__JOB__
Leave out the pictures and copy everything else below exactly.

Dataset listings of figures:
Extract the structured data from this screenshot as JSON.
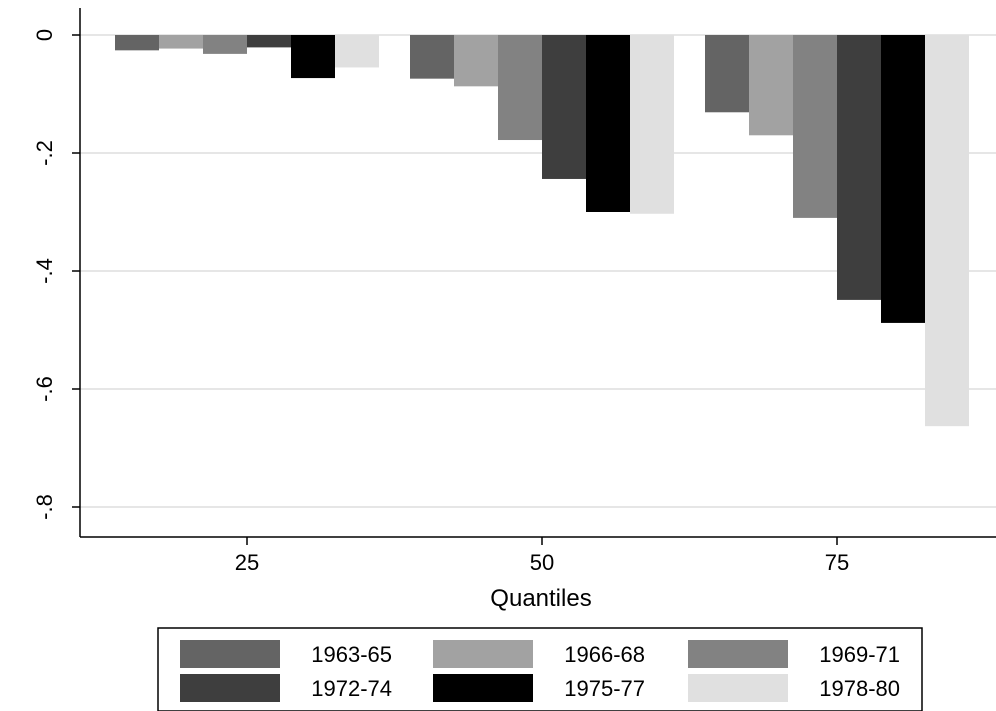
{
  "chart_data": {
    "type": "bar",
    "title": "",
    "xlabel": "Quantiles",
    "ylabel": "",
    "categories": [
      "25",
      "50",
      "75"
    ],
    "ylim": [
      -0.85,
      0.04
    ],
    "yticks": [
      0,
      -0.2,
      -0.4,
      -0.6,
      -0.8
    ],
    "ytick_labels": [
      "0",
      "-.2",
      "-.4",
      "-.6",
      "-.8"
    ],
    "grid": true,
    "legend_position": "bottom",
    "series": [
      {
        "name": "1963-65",
        "color": "#646464",
        "values": [
          -0.026,
          -0.074,
          -0.131
        ]
      },
      {
        "name": "1966-68",
        "color": "#a2a2a2",
        "values": [
          -0.023,
          -0.087,
          -0.17
        ]
      },
      {
        "name": "1969-71",
        "color": "#828282",
        "values": [
          -0.032,
          -0.178,
          -0.31
        ]
      },
      {
        "name": "1972-74",
        "color": "#3e3e3e",
        "values": [
          -0.021,
          -0.244,
          -0.449
        ]
      },
      {
        "name": "1975-77",
        "color": "#000000",
        "values": [
          -0.073,
          -0.3,
          -0.488
        ]
      },
      {
        "name": "1978-80",
        "color": "#e0e0e0",
        "values": [
          -0.055,
          -0.303,
          -0.663
        ]
      }
    ]
  }
}
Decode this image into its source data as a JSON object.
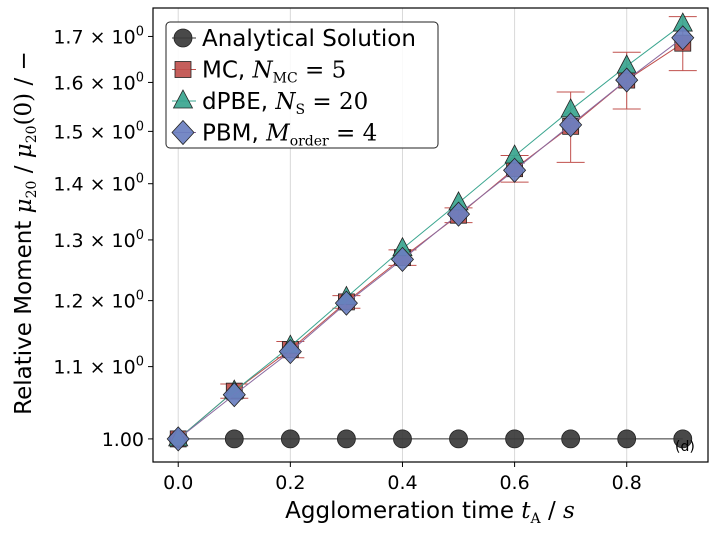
{
  "chart_data": {
    "type": "line",
    "panel_label": "(d)",
    "xlabel": {
      "text": "Agglomeration time ",
      "math": "t",
      "math_sub": "A",
      "unit_sep": " / ",
      "unit": "s"
    },
    "ylabel": {
      "text": "Relative Moment ",
      "math": "μ",
      "math_sub": "20",
      "sep1": " / ",
      "math2": "μ",
      "math2_sub": "20",
      "math2_arg": "(0)",
      "unit_sep": " / ",
      "unit": "−"
    },
    "x_ticks": [
      "0.0",
      "0.2",
      "0.4",
      "0.6",
      "0.8"
    ],
    "x_tick_values": [
      0.0,
      0.2,
      0.4,
      0.6,
      0.8
    ],
    "y_ticks": [
      {
        "value": 1.0,
        "label": "1.00"
      },
      {
        "value": 1.1,
        "base": "1.1 × 10",
        "exp": "0"
      },
      {
        "value": 1.2,
        "base": "1.2 × 10",
        "exp": "0"
      },
      {
        "value": 1.3,
        "base": "1.3 × 10",
        "exp": "0"
      },
      {
        "value": 1.4,
        "base": "1.4 × 10",
        "exp": "0"
      },
      {
        "value": 1.5,
        "base": "1.5 × 10",
        "exp": "0"
      },
      {
        "value": 1.6,
        "base": "1.6 × 10",
        "exp": "0"
      },
      {
        "value": 1.7,
        "base": "1.7 × 10",
        "exp": "0"
      }
    ],
    "xlim": [
      -0.045,
      0.945
    ],
    "ylim": [
      0.97,
      1.765
    ],
    "y_scale": "log",
    "grid": "x-major",
    "legend_position": "top-left",
    "series": [
      {
        "name": "Analytical Solution",
        "name_math": "",
        "name_sub": "",
        "name_rhs": "",
        "marker": "circle",
        "color": "#3a3a3a",
        "line_color": "#333333",
        "x": [
          0.0,
          0.1,
          0.2,
          0.3,
          0.4,
          0.5,
          0.6,
          0.7,
          0.8,
          0.9
        ],
        "y": [
          1.0,
          1.0,
          1.0,
          1.0,
          1.0,
          1.0,
          1.0,
          1.0,
          1.0,
          1.0
        ]
      },
      {
        "name": "MC, ",
        "name_math": "N",
        "name_sub": "MC",
        "name_rhs": " = 5",
        "marker": "square",
        "color": "#c0504d",
        "line_color": "#c0504d",
        "x": [
          0.0,
          0.1,
          0.2,
          0.3,
          0.4,
          0.5,
          0.6,
          0.7,
          0.8,
          0.9
        ],
        "y": [
          1.0,
          1.065,
          1.125,
          1.198,
          1.27,
          1.343,
          1.428,
          1.51,
          1.605,
          1.685
        ],
        "err": [
          0.0,
          0.01,
          0.012,
          0.01,
          0.013,
          0.013,
          0.025,
          0.07,
          0.06,
          0.06
        ]
      },
      {
        "name": "dPBE, ",
        "name_math": "N",
        "name_sub": "S",
        "name_rhs": " = 20",
        "marker": "triangle",
        "color": "#3aa58f",
        "line_color": "#3aa58f",
        "x": [
          0.0,
          0.1,
          0.2,
          0.3,
          0.4,
          0.5,
          0.6,
          0.7,
          0.8,
          0.9
        ],
        "y": [
          1.0,
          1.065,
          1.13,
          1.205,
          1.285,
          1.365,
          1.452,
          1.543,
          1.635,
          1.728
        ]
      },
      {
        "name": "PBM, ",
        "name_math": "M",
        "name_sub": "order",
        "name_rhs": " = 4",
        "marker": "diamond",
        "color": "#6a7fc0",
        "line_color": "#8a6aa0",
        "x": [
          0.0,
          0.1,
          0.2,
          0.3,
          0.4,
          0.5,
          0.6,
          0.7,
          0.8,
          0.9
        ],
        "y": [
          1.0,
          1.06,
          1.122,
          1.196,
          1.267,
          1.345,
          1.425,
          1.513,
          1.605,
          1.697
        ]
      }
    ]
  }
}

__SOLUTION FOR THIS TASK__
Extract the structured data from this screenshot as JSON.
{
  "chart_data": {
    "type": "bar",
    "title": "",
    "xlabel": "Quantiles",
    "ylabel": "",
    "categories": [
      "25",
      "50",
      "75"
    ],
    "ylim": [
      -0.85,
      0.04
    ],
    "yticks": [
      0,
      -0.2,
      -0.4,
      -0.6,
      -0.8
    ],
    "ytick_labels": [
      "0",
      "-.2",
      "-.4",
      "-.6",
      "-.8"
    ],
    "grid": true,
    "legend_position": "bottom",
    "series": [
      {
        "name": "1963-65",
        "color": "#646464",
        "values": [
          -0.026,
          -0.074,
          -0.131
        ]
      },
      {
        "name": "1966-68",
        "color": "#a2a2a2",
        "values": [
          -0.023,
          -0.087,
          -0.17
        ]
      },
      {
        "name": "1969-71",
        "color": "#828282",
        "values": [
          -0.032,
          -0.178,
          -0.31
        ]
      },
      {
        "name": "1972-74",
        "color": "#3e3e3e",
        "values": [
          -0.021,
          -0.244,
          -0.449
        ]
      },
      {
        "name": "1975-77",
        "color": "#000000",
        "values": [
          -0.073,
          -0.3,
          -0.488
        ]
      },
      {
        "name": "1978-80",
        "color": "#e0e0e0",
        "values": [
          -0.055,
          -0.303,
          -0.663
        ]
      }
    ]
  }
}
Decode this image into its source data as a JSON object.
{
  "chart_data": {
    "type": "line",
    "panel_label": "(d)",
    "xlabel": {
      "text": "Agglomeration time ",
      "math": "t",
      "math_sub": "A",
      "unit_sep": " / ",
      "unit": "s"
    },
    "ylabel": {
      "text": "Relative Moment ",
      "math": "μ",
      "math_sub": "20",
      "sep1": " / ",
      "math2": "μ",
      "math2_sub": "20",
      "math2_arg": "(0)",
      "unit_sep": " / ",
      "unit": "−"
    },
    "x_ticks": [
      "0.0",
      "0.2",
      "0.4",
      "0.6",
      "0.8"
    ],
    "x_tick_values": [
      0.0,
      0.2,
      0.4,
      0.6,
      0.8
    ],
    "y_ticks": [
      {
        "value": 1.0,
        "label": "1.00"
      },
      {
        "value": 1.1,
        "base": "1.1 × 10",
        "exp": "0"
      },
      {
        "value": 1.2,
        "base": "1.2 × 10",
        "exp": "0"
      },
      {
        "value": 1.3,
        "base": "1.3 × 10",
        "exp": "0"
      },
      {
        "value": 1.4,
        "base": "1.4 × 10",
        "exp": "0"
      },
      {
        "value": 1.5,
        "base": "1.5 × 10",
        "exp": "0"
      },
      {
        "value": 1.6,
        "base": "1.6 × 10",
        "exp": "0"
      },
      {
        "value": 1.7,
        "base": "1.7 × 10",
        "exp": "0"
      }
    ],
    "xlim": [
      -0.045,
      0.945
    ],
    "ylim": [
      0.97,
      1.765
    ],
    "y_scale": "log",
    "grid": "x-major",
    "legend_position": "top-left",
    "series": [
      {
        "name": "Analytical Solution",
        "name_math": "",
        "name_sub": "",
        "name_rhs": "",
        "marker": "circle",
        "color": "#3a3a3a",
        "line_color": "#333333",
        "x": [
          0.0,
          0.1,
          0.2,
          0.3,
          0.4,
          0.5,
          0.6,
          0.7,
          0.8,
          0.9
        ],
        "y": [
          1.0,
          1.0,
          1.0,
          1.0,
          1.0,
          1.0,
          1.0,
          1.0,
          1.0,
          1.0
        ]
      },
      {
        "name": "MC, ",
        "name_math": "N",
        "name_sub": "MC",
        "name_rhs": " = 5",
        "marker": "square",
        "color": "#c0504d",
        "line_color": "#c0504d",
        "x": [
          0.0,
          0.1,
          0.2,
          0.3,
          0.4,
          0.5,
          0.6,
          0.7,
          0.8,
          0.9
        ],
        "y": [
          1.0,
          1.065,
          1.125,
          1.198,
          1.27,
          1.343,
          1.428,
          1.51,
          1.605,
          1.685
        ],
        "err": [
          0.0,
          0.01,
          0.012,
          0.01,
          0.013,
          0.013,
          0.025,
          0.07,
          0.06,
          0.06
        ]
      },
      {
        "name": "dPBE, ",
        "name_math": "N",
        "name_sub": "S",
        "name_rhs": " = 20",
        "marker": "triangle",
        "color": "#3aa58f",
        "line_color": "#3aa58f",
        "x": [
          0.0,
          0.1,
          0.2,
          0.3,
          0.4,
          0.5,
          0.6,
          0.7,
          0.8,
          0.9
        ],
        "y": [
          1.0,
          1.065,
          1.13,
          1.205,
          1.285,
          1.365,
          1.452,
          1.543,
          1.635,
          1.728
        ]
      },
      {
        "name": "PBM, ",
        "name_math": "M",
        "name_sub": "order",
        "name_rhs": " = 4",
        "marker": "diamond",
        "color": "#6a7fc0",
        "line_color": "#8a6aa0",
        "x": [
          0.0,
          0.1,
          0.2,
          0.3,
          0.4,
          0.5,
          0.6,
          0.7,
          0.8,
          0.9
        ],
        "y": [
          1.0,
          1.06,
          1.122,
          1.196,
          1.267,
          1.345,
          1.425,
          1.513,
          1.605,
          1.697
        ]
      }
    ]
  }
}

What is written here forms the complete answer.